## Task description
Across the entries, how many lines have the string "this" in them? Reply with only a number.

Data records:
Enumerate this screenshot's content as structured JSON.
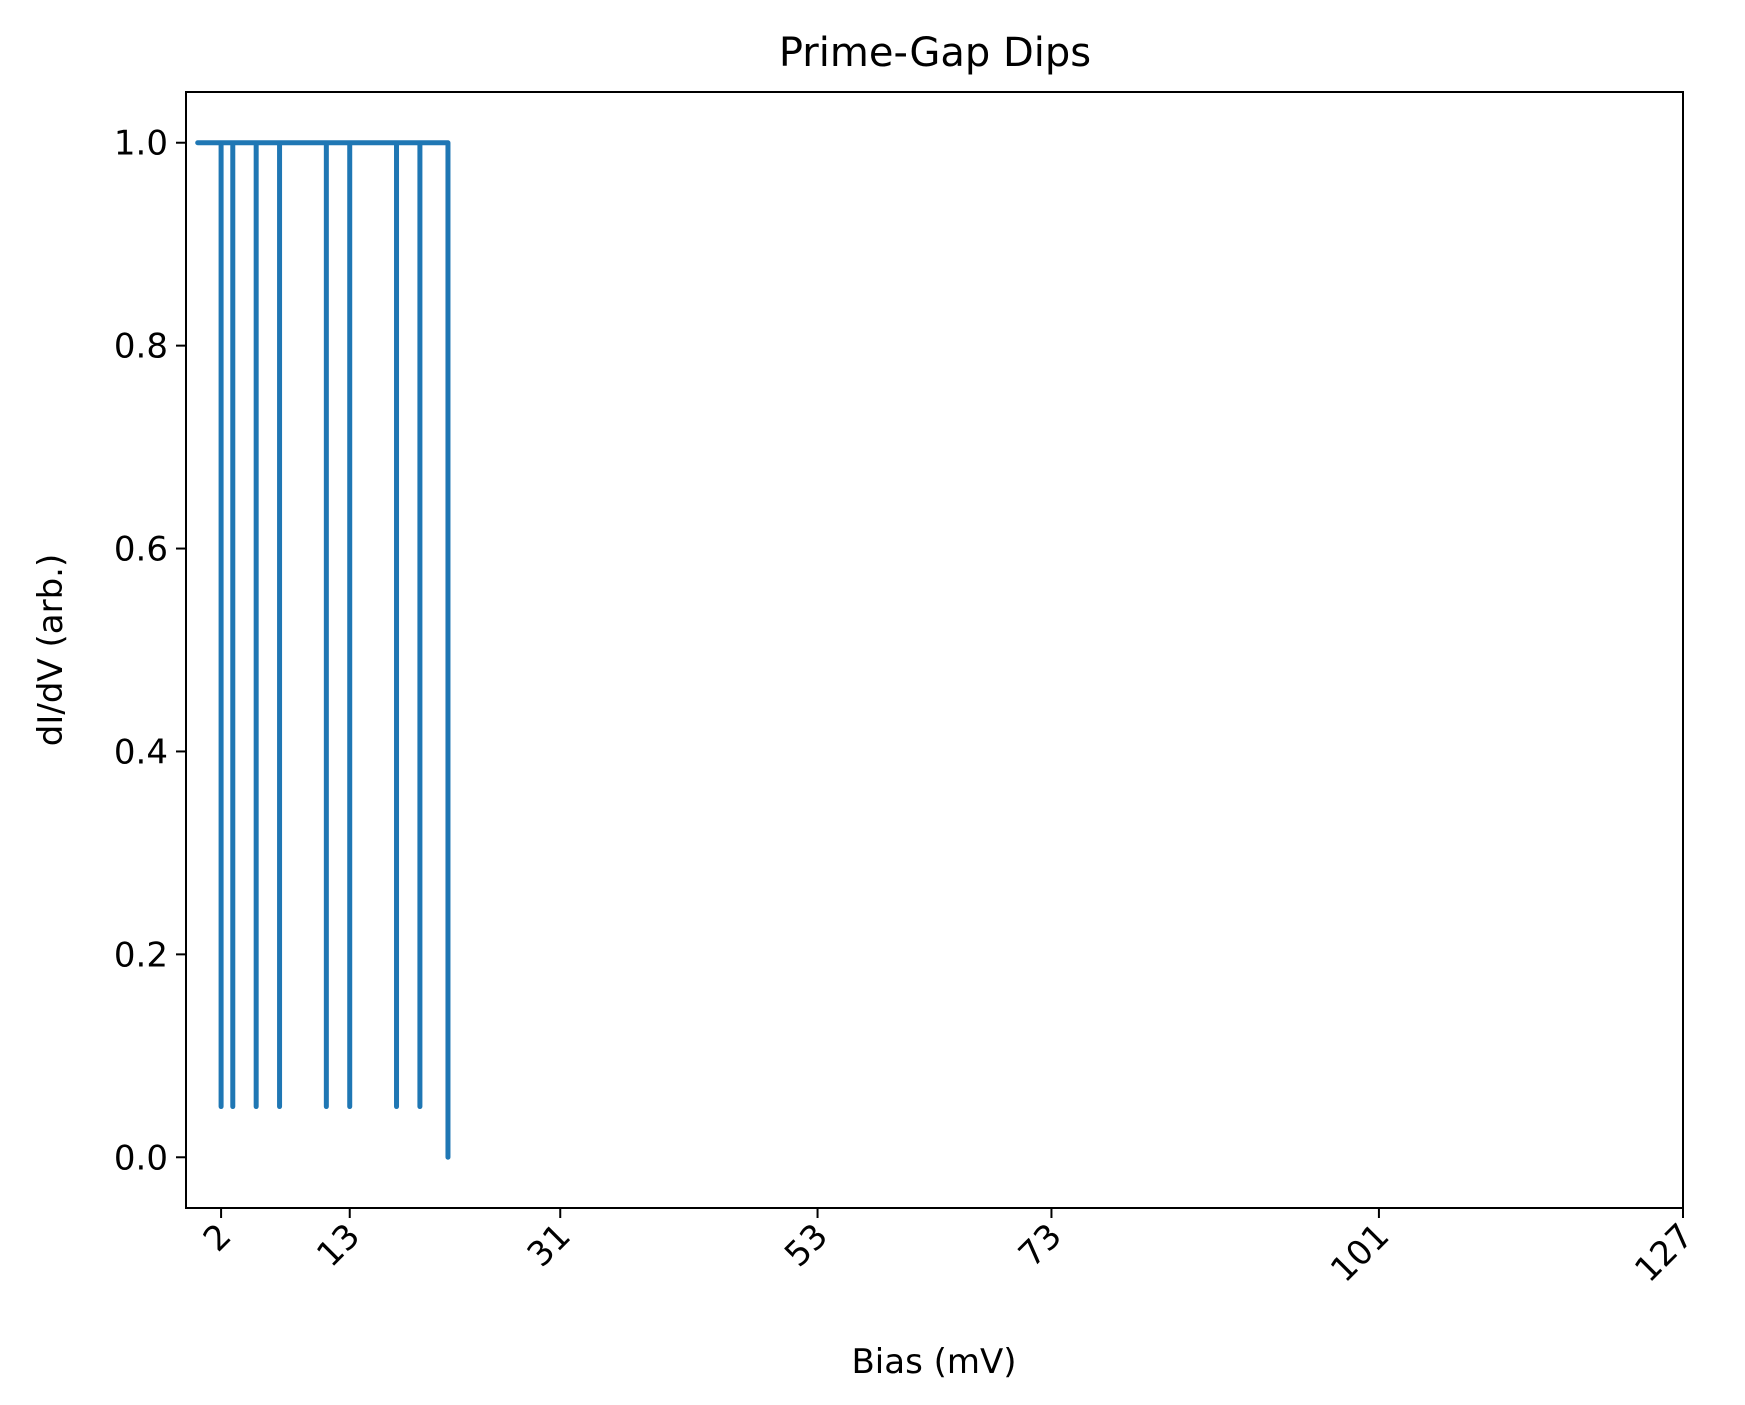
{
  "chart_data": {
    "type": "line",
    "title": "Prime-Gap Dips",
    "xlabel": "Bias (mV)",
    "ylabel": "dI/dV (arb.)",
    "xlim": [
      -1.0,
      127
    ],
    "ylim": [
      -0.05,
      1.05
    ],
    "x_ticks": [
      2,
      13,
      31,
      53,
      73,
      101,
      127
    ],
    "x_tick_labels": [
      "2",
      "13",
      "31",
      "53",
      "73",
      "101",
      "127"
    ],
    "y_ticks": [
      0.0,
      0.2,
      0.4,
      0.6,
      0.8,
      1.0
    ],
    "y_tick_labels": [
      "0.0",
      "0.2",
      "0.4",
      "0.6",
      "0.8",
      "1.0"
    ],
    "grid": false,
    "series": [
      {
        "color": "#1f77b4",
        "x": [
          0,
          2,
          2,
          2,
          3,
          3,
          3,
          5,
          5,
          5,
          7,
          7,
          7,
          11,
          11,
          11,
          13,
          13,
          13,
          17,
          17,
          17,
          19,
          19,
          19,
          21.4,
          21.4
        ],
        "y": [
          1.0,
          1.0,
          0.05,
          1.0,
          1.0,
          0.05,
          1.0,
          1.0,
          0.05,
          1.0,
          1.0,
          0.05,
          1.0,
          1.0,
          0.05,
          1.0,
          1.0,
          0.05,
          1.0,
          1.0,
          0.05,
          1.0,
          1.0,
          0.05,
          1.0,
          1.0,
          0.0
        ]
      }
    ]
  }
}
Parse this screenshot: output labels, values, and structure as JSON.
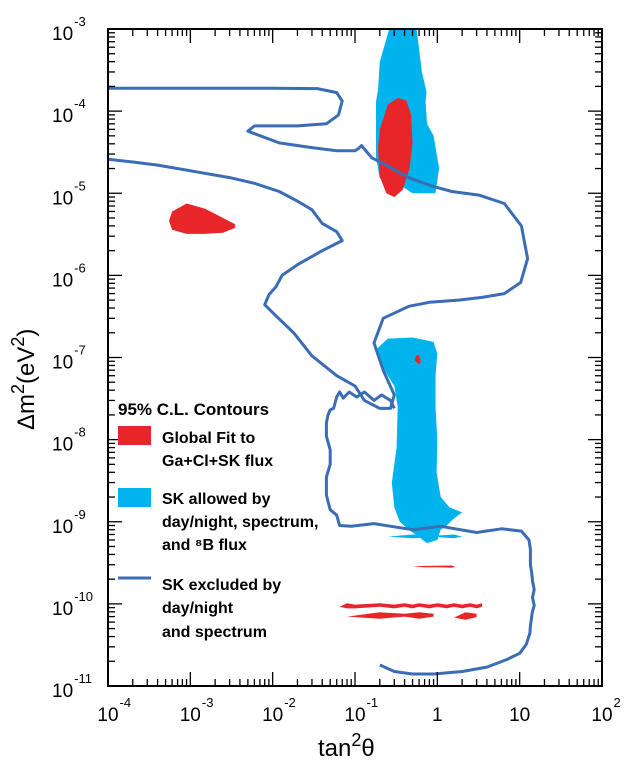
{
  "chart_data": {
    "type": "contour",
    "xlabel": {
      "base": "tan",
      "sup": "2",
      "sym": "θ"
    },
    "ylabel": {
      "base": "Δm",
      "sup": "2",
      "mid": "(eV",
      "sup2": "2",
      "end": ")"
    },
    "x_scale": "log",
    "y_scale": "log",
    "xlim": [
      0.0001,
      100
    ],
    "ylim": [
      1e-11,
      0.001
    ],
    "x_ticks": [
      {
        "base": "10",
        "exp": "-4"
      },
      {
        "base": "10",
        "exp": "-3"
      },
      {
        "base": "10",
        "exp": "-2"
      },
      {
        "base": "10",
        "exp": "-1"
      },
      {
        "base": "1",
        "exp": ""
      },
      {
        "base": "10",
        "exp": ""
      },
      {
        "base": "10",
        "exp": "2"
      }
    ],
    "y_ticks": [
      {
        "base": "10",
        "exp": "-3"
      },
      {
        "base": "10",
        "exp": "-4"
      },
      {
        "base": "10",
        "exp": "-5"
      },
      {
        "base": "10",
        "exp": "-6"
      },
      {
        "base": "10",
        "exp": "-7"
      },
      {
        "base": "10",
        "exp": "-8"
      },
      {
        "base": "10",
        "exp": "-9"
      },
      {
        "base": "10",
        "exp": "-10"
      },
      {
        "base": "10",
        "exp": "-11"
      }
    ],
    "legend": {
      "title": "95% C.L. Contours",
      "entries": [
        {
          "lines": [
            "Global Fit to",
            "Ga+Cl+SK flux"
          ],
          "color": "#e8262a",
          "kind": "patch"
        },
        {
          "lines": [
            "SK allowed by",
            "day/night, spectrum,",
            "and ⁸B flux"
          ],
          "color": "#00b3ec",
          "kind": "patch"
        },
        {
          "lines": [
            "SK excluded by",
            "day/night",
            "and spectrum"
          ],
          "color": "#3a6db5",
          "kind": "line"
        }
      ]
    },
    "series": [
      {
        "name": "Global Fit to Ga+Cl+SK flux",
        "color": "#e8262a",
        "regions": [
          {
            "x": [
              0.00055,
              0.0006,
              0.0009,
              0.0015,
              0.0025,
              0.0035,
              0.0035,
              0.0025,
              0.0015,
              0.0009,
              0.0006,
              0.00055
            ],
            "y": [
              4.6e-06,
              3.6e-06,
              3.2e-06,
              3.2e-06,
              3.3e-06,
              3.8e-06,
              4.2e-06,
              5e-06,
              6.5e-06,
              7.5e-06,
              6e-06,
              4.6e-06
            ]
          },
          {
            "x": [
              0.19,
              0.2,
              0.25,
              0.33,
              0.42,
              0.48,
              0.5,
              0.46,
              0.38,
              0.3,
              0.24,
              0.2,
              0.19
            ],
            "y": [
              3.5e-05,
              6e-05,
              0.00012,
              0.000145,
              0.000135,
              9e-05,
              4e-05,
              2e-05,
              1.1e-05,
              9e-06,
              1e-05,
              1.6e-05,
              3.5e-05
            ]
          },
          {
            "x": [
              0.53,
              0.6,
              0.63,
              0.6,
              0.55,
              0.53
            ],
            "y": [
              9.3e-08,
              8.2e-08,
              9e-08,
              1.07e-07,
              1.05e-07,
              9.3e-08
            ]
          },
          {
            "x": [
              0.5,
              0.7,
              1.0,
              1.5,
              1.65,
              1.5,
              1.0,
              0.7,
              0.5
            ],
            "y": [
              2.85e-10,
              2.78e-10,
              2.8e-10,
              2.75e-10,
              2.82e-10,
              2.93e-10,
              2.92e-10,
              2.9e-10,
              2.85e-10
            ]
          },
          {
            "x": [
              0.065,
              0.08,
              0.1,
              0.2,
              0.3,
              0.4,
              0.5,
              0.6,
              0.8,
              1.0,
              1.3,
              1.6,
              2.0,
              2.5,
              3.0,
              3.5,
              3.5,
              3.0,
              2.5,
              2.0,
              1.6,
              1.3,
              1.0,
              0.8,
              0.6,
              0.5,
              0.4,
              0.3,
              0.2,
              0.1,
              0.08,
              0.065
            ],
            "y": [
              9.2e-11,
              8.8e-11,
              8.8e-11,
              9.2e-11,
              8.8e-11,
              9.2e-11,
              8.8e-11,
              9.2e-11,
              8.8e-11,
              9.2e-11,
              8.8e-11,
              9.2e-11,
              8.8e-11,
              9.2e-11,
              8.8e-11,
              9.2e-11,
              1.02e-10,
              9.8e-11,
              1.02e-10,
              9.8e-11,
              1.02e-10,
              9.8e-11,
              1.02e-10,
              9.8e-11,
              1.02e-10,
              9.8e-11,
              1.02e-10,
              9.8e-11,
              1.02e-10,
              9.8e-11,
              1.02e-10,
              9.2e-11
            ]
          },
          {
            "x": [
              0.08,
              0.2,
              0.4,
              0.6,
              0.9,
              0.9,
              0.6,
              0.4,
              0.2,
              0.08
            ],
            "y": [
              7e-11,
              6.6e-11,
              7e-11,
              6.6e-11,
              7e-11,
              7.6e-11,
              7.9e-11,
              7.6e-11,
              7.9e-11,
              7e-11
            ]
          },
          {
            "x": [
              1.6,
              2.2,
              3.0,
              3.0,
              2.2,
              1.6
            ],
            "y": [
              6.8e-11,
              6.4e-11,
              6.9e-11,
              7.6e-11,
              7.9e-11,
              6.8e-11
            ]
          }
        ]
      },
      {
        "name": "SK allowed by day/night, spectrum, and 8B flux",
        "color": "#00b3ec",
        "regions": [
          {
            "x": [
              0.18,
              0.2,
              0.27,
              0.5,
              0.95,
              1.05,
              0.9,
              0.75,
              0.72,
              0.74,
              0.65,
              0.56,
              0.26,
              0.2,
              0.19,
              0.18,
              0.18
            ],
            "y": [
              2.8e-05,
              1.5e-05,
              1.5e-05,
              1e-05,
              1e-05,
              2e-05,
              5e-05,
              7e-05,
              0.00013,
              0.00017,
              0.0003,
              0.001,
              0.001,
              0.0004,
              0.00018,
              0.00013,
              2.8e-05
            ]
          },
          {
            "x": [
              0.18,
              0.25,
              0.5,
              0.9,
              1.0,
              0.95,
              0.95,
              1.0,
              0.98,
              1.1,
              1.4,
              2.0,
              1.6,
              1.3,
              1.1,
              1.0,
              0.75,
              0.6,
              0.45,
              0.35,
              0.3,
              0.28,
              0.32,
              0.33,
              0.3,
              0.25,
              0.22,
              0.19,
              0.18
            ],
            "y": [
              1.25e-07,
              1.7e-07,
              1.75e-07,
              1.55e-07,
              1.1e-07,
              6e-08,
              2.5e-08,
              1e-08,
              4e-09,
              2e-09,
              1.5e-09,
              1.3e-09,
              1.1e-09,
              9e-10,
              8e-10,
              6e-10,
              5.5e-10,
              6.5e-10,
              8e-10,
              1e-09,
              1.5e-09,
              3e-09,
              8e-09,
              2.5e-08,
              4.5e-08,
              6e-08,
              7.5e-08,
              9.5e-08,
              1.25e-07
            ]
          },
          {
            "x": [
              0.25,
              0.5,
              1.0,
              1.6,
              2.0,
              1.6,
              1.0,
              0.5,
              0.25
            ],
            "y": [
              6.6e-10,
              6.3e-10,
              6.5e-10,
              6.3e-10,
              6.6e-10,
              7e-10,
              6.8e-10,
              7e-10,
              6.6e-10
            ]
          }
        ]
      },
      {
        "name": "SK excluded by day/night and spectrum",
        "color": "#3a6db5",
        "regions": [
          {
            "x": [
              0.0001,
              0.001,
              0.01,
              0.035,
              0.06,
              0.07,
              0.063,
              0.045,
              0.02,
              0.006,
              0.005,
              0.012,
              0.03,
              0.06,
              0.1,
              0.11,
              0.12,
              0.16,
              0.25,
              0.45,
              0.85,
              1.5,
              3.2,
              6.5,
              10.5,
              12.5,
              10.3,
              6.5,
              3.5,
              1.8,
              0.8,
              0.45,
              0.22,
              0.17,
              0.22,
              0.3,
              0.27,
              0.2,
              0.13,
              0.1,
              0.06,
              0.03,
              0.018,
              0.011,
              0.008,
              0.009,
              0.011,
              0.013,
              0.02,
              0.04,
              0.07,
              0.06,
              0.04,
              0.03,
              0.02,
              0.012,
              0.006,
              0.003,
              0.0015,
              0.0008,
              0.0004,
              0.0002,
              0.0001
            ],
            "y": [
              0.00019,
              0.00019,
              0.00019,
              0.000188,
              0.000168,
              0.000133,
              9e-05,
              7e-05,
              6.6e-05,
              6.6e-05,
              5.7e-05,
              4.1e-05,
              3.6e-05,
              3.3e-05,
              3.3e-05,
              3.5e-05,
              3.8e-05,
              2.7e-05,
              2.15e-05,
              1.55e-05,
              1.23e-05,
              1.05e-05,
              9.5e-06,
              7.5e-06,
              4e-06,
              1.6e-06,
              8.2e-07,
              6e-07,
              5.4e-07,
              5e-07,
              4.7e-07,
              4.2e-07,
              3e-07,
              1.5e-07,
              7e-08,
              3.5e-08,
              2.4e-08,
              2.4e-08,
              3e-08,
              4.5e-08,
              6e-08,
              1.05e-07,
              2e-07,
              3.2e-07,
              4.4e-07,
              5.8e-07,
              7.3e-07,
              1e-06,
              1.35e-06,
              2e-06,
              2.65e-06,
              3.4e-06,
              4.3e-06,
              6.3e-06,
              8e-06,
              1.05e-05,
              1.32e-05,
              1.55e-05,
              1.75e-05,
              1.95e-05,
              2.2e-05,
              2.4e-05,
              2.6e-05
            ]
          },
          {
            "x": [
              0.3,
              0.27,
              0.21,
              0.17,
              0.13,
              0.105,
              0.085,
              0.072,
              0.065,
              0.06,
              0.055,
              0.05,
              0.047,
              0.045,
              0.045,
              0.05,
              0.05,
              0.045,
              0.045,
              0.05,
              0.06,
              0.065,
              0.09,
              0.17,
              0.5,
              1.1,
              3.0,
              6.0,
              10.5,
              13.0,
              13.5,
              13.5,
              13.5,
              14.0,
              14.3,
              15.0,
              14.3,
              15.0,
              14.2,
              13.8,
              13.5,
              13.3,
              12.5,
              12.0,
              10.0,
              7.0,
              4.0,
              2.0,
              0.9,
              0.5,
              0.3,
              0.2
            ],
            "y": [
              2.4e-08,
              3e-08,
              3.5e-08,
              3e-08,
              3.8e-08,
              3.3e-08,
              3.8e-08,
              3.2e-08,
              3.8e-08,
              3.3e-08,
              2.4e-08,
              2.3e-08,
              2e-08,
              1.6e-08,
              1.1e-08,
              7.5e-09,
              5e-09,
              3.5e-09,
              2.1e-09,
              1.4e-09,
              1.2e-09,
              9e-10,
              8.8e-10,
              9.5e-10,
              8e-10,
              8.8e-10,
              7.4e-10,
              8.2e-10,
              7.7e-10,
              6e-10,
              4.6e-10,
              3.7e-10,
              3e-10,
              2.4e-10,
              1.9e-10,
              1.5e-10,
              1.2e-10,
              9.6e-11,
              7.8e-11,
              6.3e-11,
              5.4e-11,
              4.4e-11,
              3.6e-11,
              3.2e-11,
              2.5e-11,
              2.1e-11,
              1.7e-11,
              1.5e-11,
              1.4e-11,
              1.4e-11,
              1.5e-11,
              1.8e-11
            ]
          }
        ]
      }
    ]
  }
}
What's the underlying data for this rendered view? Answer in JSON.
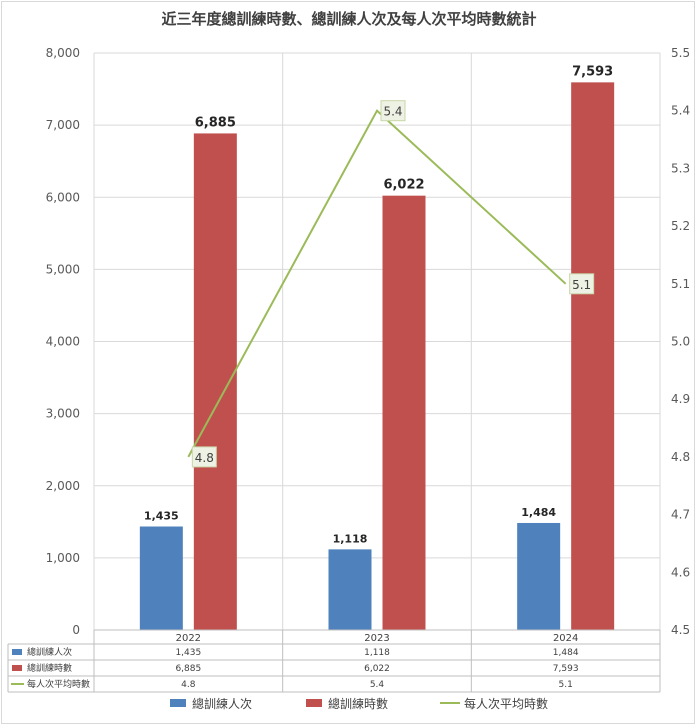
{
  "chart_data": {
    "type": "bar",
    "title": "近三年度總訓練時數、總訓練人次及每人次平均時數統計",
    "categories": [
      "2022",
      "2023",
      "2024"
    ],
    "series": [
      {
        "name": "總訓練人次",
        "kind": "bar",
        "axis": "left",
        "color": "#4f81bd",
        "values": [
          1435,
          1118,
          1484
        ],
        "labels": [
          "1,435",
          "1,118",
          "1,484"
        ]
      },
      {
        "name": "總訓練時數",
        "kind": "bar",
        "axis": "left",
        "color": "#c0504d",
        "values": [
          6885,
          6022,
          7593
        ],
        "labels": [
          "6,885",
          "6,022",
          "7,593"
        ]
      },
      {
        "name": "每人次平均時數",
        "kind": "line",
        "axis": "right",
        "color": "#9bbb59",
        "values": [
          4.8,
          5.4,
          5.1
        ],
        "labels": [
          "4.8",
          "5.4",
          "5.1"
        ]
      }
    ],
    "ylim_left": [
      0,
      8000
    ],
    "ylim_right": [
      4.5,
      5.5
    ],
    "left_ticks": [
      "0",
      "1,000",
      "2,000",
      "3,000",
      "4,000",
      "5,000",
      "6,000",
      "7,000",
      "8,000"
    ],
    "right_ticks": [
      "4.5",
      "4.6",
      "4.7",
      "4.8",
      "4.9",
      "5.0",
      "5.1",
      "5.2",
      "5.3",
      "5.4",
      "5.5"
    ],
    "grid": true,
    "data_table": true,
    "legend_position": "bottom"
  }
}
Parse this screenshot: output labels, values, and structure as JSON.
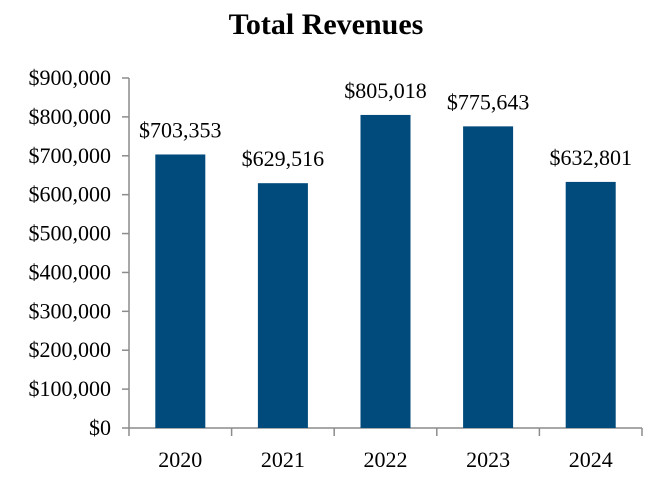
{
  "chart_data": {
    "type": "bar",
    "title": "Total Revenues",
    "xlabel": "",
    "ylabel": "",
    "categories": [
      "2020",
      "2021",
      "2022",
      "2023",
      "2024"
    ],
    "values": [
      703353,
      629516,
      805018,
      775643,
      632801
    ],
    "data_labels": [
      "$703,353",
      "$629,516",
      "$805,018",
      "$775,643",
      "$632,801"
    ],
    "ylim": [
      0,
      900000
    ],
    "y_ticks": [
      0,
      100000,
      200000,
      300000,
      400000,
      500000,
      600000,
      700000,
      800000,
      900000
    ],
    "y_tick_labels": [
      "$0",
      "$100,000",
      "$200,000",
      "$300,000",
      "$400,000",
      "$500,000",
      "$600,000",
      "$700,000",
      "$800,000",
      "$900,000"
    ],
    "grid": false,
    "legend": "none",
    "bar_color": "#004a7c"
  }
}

## Answer
4